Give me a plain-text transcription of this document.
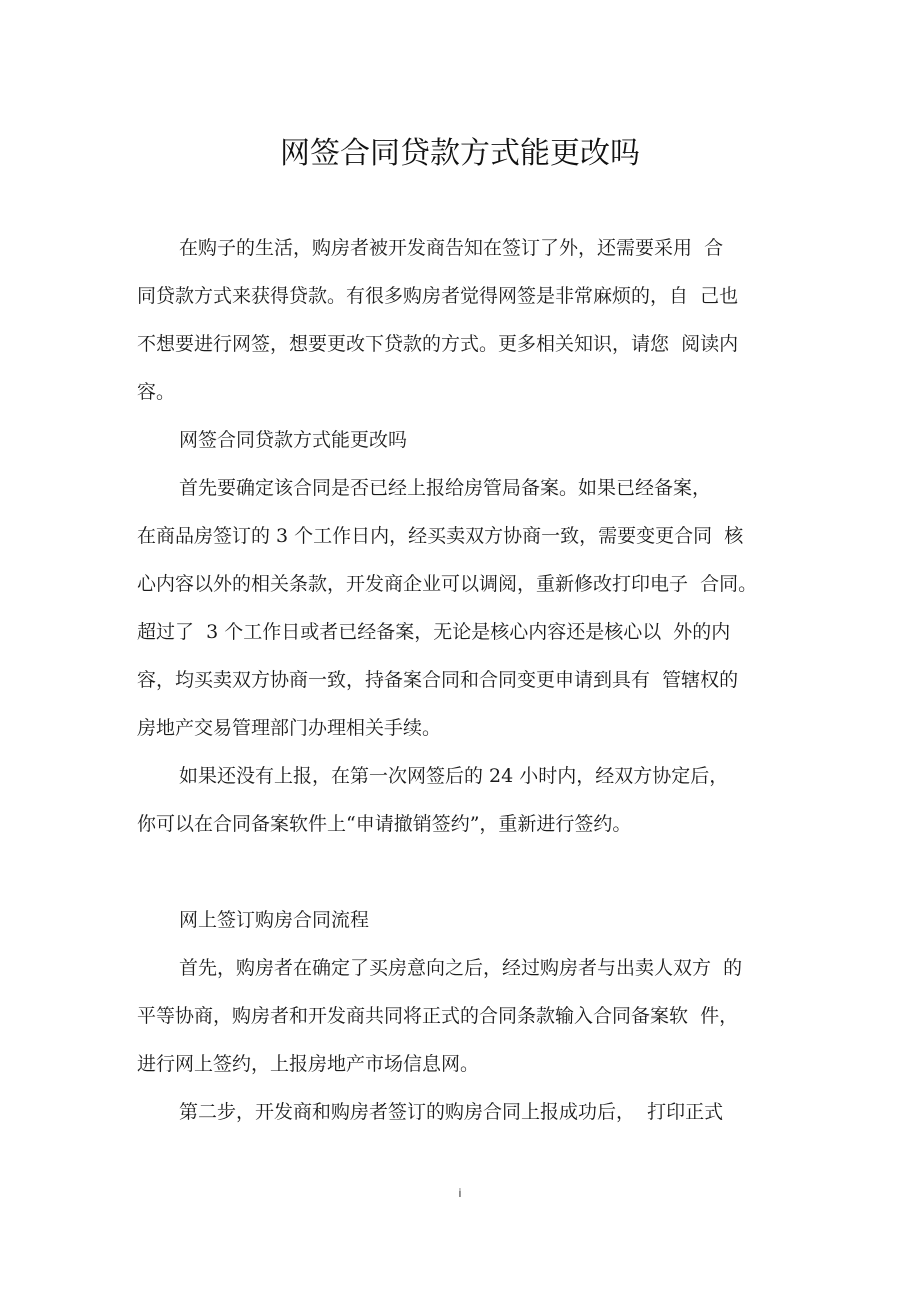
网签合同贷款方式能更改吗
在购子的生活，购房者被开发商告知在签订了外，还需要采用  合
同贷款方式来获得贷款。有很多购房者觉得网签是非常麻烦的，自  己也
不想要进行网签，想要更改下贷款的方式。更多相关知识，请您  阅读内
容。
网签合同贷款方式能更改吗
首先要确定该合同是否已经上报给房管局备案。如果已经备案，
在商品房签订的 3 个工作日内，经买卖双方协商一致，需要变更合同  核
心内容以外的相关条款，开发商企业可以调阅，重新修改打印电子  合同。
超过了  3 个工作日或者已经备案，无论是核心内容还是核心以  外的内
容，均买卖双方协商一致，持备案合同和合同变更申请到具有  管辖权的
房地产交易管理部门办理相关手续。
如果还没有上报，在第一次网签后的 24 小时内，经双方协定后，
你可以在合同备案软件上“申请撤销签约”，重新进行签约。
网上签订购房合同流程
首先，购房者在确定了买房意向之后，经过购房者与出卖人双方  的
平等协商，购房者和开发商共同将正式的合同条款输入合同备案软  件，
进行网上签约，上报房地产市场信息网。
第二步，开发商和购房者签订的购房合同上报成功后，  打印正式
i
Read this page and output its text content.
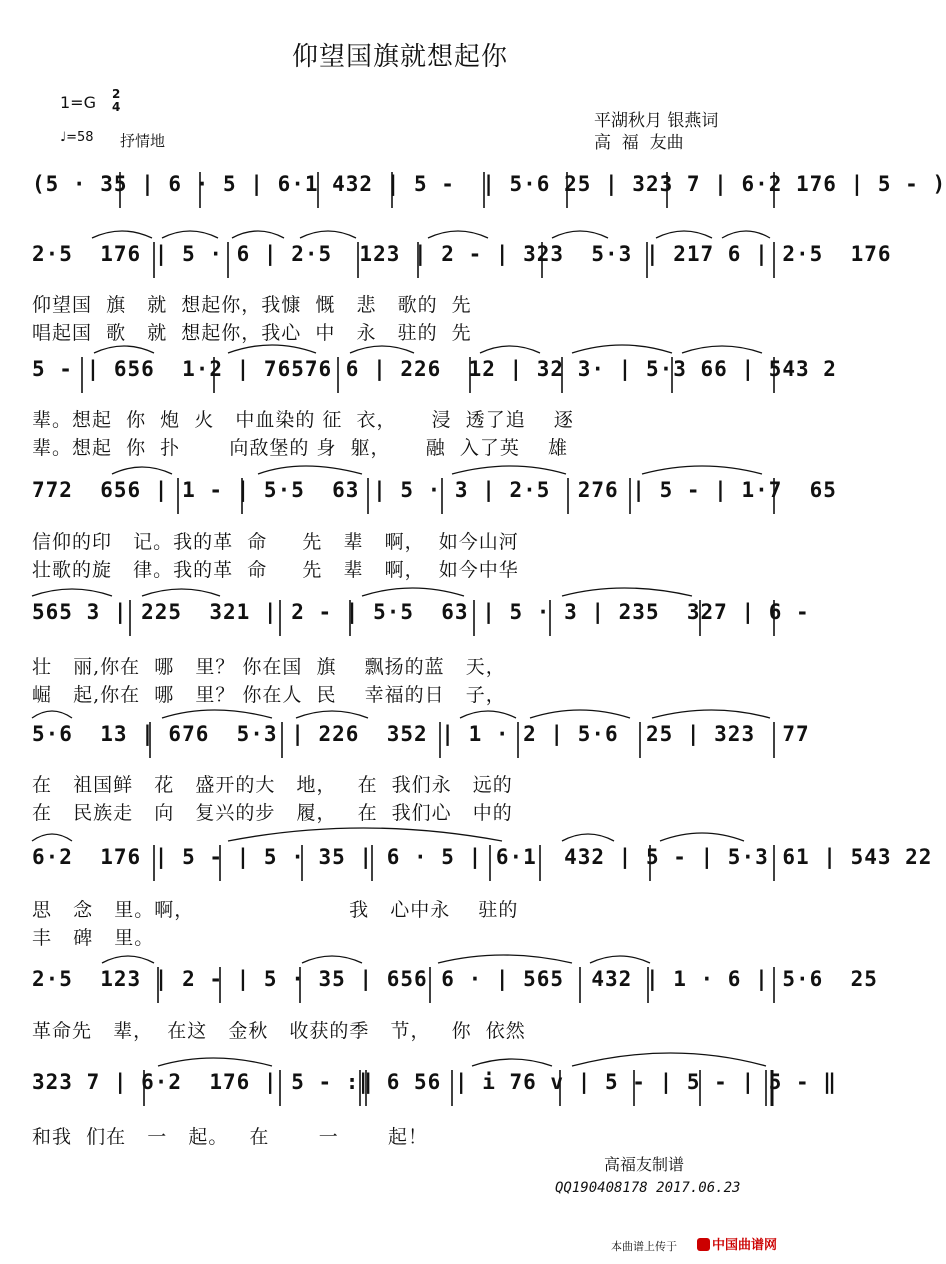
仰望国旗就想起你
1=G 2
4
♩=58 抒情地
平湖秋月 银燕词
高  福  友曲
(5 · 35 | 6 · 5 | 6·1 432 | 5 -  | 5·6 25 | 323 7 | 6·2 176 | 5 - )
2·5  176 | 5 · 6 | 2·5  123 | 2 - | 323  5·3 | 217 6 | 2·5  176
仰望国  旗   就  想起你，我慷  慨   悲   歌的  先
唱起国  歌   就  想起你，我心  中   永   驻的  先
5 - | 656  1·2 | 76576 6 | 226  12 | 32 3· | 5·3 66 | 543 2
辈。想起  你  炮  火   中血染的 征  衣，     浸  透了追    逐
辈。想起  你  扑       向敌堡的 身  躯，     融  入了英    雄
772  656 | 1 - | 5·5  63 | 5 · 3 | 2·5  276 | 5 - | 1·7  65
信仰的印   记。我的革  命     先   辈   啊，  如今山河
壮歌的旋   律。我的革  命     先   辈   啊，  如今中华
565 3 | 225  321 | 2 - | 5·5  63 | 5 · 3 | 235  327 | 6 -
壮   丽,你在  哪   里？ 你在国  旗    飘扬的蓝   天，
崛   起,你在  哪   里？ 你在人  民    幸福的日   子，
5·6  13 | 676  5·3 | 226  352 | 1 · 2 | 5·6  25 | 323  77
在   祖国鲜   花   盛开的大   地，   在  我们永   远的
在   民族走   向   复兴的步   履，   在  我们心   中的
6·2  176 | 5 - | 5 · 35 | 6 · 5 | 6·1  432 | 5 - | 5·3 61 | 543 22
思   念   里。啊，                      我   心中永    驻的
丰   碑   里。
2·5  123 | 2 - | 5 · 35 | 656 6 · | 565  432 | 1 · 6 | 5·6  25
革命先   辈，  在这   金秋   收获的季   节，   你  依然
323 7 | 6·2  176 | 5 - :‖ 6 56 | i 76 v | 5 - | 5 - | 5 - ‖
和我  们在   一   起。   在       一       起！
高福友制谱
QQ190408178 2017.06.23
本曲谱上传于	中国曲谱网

Work instructions —
Write out, exactly as given, the line containing "Read this page and output its text content." and every line after it through the end, with no pictures.

The answer —
Read this page and output its text content.
仰望国旗就想起你
1=G 2
4
♩=58 抒情地
平湖秋月 银燕词
高  福  友曲
(5 · 35 | 6 · 5 | 6·1 432 | 5 -  | 5·6 25 | 323 7 | 6·2 176 | 5 - )
2·5  176 | 5 · 6 | 2·5  123 | 2 - | 323  5·3 | 217 6 | 2·5  176
仰望国  旗   就  想起你，我慷  慨   悲   歌的  先
唱起国  歌   就  想起你，我心  中   永   驻的  先
5 - | 656  1·2 | 76576 6 | 226  12 | 32 3· | 5·3 66 | 543 2
辈。想起  你  炮  火   中血染的 征  衣，     浸  透了追    逐
辈。想起  你  扑       向敌堡的 身  躯，     融  入了英    雄
772  656 | 1 - | 5·5  63 | 5 · 3 | 2·5  276 | 5 - | 1·7  65
信仰的印   记。我的革  命     先   辈   啊，  如今山河
壮歌的旋   律。我的革  命     先   辈   啊，  如今中华
565 3 | 225  321 | 2 - | 5·5  63 | 5 · 3 | 235  327 | 6 -
壮   丽,你在  哪   里？ 你在国  旗    飘扬的蓝   天，
崛   起,你在  哪   里？ 你在人  民    幸福的日   子，
5·6  13 | 676  5·3 | 226  352 | 1 · 2 | 5·6  25 | 323  77
在   祖国鲜   花   盛开的大   地，   在  我们永   远的
在   民族走   向   复兴的步   履，   在  我们心   中的
6·2  176 | 5 - | 5 · 35 | 6 · 5 | 6·1  432 | 5 - | 5·3 61 | 543 22
思   念   里。啊，                      我   心中永    驻的
丰   碑   里。
2·5  123 | 2 - | 5 · 35 | 656 6 · | 565  432 | 1 · 6 | 5·6  25
革命先   辈，  在这   金秋   收获的季   节，   你  依然
323 7 | 6·2  176 | 5 - :‖ 6 56 | i 76 v | 5 - | 5 - | 5 - ‖
和我  们在   一   起。   在       一       起！
高福友制谱
QQ190408178 2017.06.23
本曲谱上传于	中国曲谱网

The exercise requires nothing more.